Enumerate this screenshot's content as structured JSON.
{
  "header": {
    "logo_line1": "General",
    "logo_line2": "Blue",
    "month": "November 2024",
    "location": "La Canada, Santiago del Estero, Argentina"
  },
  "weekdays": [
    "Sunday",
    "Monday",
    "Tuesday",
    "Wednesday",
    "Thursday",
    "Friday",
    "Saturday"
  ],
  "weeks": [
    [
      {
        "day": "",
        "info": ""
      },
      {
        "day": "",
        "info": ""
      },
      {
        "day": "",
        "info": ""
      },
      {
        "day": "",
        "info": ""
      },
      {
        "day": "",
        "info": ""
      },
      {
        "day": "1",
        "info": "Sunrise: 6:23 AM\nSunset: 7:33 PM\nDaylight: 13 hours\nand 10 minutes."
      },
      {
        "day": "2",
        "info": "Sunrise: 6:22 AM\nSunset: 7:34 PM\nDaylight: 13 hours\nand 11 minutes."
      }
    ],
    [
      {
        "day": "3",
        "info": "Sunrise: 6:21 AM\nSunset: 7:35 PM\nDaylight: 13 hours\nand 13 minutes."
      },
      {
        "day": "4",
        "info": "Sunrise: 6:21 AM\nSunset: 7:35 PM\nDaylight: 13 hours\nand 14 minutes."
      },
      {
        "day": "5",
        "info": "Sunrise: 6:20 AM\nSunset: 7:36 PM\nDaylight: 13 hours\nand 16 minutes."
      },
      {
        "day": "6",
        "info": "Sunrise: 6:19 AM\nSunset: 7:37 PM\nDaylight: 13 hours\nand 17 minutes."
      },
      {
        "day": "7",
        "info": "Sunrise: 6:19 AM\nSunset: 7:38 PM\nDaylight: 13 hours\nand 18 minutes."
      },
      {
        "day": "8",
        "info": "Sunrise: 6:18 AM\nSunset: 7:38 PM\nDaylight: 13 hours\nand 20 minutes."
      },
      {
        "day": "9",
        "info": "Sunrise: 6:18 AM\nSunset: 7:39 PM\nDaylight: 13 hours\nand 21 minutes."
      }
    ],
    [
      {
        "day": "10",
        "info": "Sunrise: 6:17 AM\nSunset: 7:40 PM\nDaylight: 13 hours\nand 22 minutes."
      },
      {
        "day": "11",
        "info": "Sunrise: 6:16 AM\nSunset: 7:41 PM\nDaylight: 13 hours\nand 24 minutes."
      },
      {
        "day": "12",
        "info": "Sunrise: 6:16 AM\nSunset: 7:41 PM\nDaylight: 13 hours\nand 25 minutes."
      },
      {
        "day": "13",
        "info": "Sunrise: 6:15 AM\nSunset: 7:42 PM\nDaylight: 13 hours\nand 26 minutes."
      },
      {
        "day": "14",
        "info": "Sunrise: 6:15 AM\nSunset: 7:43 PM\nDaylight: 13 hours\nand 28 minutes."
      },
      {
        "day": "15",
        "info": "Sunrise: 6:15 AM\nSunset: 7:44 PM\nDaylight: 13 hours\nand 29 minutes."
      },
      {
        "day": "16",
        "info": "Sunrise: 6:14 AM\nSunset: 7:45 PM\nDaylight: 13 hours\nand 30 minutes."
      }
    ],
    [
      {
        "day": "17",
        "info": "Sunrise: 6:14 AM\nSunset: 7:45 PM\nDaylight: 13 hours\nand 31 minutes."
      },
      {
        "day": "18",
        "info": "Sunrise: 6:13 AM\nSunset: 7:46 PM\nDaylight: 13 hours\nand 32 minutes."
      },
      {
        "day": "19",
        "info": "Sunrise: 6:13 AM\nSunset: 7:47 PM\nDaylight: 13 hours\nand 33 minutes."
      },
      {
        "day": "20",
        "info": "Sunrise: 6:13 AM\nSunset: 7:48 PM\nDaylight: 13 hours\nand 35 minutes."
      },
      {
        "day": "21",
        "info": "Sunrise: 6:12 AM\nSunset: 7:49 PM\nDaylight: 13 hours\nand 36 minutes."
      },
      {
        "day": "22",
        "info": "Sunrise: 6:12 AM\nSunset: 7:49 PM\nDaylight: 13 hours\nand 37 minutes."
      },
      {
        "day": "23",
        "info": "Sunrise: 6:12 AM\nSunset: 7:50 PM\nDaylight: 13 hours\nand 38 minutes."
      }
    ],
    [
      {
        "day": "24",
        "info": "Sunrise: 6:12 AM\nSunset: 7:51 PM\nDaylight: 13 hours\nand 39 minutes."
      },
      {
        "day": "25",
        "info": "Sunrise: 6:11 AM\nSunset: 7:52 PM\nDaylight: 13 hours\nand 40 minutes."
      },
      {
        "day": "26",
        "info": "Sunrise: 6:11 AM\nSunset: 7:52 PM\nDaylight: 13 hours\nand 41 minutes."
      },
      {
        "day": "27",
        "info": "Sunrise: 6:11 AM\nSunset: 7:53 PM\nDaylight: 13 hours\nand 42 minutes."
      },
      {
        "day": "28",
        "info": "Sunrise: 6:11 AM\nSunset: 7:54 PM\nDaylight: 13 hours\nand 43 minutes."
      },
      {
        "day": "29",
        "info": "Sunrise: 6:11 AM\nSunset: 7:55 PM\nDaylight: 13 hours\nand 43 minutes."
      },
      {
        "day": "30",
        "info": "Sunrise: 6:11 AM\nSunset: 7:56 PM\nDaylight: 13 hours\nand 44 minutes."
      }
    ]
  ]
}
:::::
§ PROBLEM TO SOLVE
Go through the listing above and restate it word for word.

§ RESPONSE TO THE EXERCISE
Enumerate this screenshot's content as structured JSON.
{
  "header": {
    "logo_line1": "General",
    "logo_line2": "Blue",
    "month": "November 2024",
    "location": "La Canada, Santiago del Estero, Argentina"
  },
  "weekdays": [
    "Sunday",
    "Monday",
    "Tuesday",
    "Wednesday",
    "Thursday",
    "Friday",
    "Saturday"
  ],
  "weeks": [
    [
      {
        "day": "",
        "info": ""
      },
      {
        "day": "",
        "info": ""
      },
      {
        "day": "",
        "info": ""
      },
      {
        "day": "",
        "info": ""
      },
      {
        "day": "",
        "info": ""
      },
      {
        "day": "1",
        "info": "Sunrise: 6:23 AM\nSunset: 7:33 PM\nDaylight: 13 hours\nand 10 minutes."
      },
      {
        "day": "2",
        "info": "Sunrise: 6:22 AM\nSunset: 7:34 PM\nDaylight: 13 hours\nand 11 minutes."
      }
    ],
    [
      {
        "day": "3",
        "info": "Sunrise: 6:21 AM\nSunset: 7:35 PM\nDaylight: 13 hours\nand 13 minutes."
      },
      {
        "day": "4",
        "info": "Sunrise: 6:21 AM\nSunset: 7:35 PM\nDaylight: 13 hours\nand 14 minutes."
      },
      {
        "day": "5",
        "info": "Sunrise: 6:20 AM\nSunset: 7:36 PM\nDaylight: 13 hours\nand 16 minutes."
      },
      {
        "day": "6",
        "info": "Sunrise: 6:19 AM\nSunset: 7:37 PM\nDaylight: 13 hours\nand 17 minutes."
      },
      {
        "day": "7",
        "info": "Sunrise: 6:19 AM\nSunset: 7:38 PM\nDaylight: 13 hours\nand 18 minutes."
      },
      {
        "day": "8",
        "info": "Sunrise: 6:18 AM\nSunset: 7:38 PM\nDaylight: 13 hours\nand 20 minutes."
      },
      {
        "day": "9",
        "info": "Sunrise: 6:18 AM\nSunset: 7:39 PM\nDaylight: 13 hours\nand 21 minutes."
      }
    ],
    [
      {
        "day": "10",
        "info": "Sunrise: 6:17 AM\nSunset: 7:40 PM\nDaylight: 13 hours\nand 22 minutes."
      },
      {
        "day": "11",
        "info": "Sunrise: 6:16 AM\nSunset: 7:41 PM\nDaylight: 13 hours\nand 24 minutes."
      },
      {
        "day": "12",
        "info": "Sunrise: 6:16 AM\nSunset: 7:41 PM\nDaylight: 13 hours\nand 25 minutes."
      },
      {
        "day": "13",
        "info": "Sunrise: 6:15 AM\nSunset: 7:42 PM\nDaylight: 13 hours\nand 26 minutes."
      },
      {
        "day": "14",
        "info": "Sunrise: 6:15 AM\nSunset: 7:43 PM\nDaylight: 13 hours\nand 28 minutes."
      },
      {
        "day": "15",
        "info": "Sunrise: 6:15 AM\nSunset: 7:44 PM\nDaylight: 13 hours\nand 29 minutes."
      },
      {
        "day": "16",
        "info": "Sunrise: 6:14 AM\nSunset: 7:45 PM\nDaylight: 13 hours\nand 30 minutes."
      }
    ],
    [
      {
        "day": "17",
        "info": "Sunrise: 6:14 AM\nSunset: 7:45 PM\nDaylight: 13 hours\nand 31 minutes."
      },
      {
        "day": "18",
        "info": "Sunrise: 6:13 AM\nSunset: 7:46 PM\nDaylight: 13 hours\nand 32 minutes."
      },
      {
        "day": "19",
        "info": "Sunrise: 6:13 AM\nSunset: 7:47 PM\nDaylight: 13 hours\nand 33 minutes."
      },
      {
        "day": "20",
        "info": "Sunrise: 6:13 AM\nSunset: 7:48 PM\nDaylight: 13 hours\nand 35 minutes."
      },
      {
        "day": "21",
        "info": "Sunrise: 6:12 AM\nSunset: 7:49 PM\nDaylight: 13 hours\nand 36 minutes."
      },
      {
        "day": "22",
        "info": "Sunrise: 6:12 AM\nSunset: 7:49 PM\nDaylight: 13 hours\nand 37 minutes."
      },
      {
        "day": "23",
        "info": "Sunrise: 6:12 AM\nSunset: 7:50 PM\nDaylight: 13 hours\nand 38 minutes."
      }
    ],
    [
      {
        "day": "24",
        "info": "Sunrise: 6:12 AM\nSunset: 7:51 PM\nDaylight: 13 hours\nand 39 minutes."
      },
      {
        "day": "25",
        "info": "Sunrise: 6:11 AM\nSunset: 7:52 PM\nDaylight: 13 hours\nand 40 minutes."
      },
      {
        "day": "26",
        "info": "Sunrise: 6:11 AM\nSunset: 7:52 PM\nDaylight: 13 hours\nand 41 minutes."
      },
      {
        "day": "27",
        "info": "Sunrise: 6:11 AM\nSunset: 7:53 PM\nDaylight: 13 hours\nand 42 minutes."
      },
      {
        "day": "28",
        "info": "Sunrise: 6:11 AM\nSunset: 7:54 PM\nDaylight: 13 hours\nand 43 minutes."
      },
      {
        "day": "29",
        "info": "Sunrise: 6:11 AM\nSunset: 7:55 PM\nDaylight: 13 hours\nand 43 minutes."
      },
      {
        "day": "30",
        "info": "Sunrise: 6:11 AM\nSunset: 7:56 PM\nDaylight: 13 hours\nand 44 minutes."
      }
    ]
  ]
}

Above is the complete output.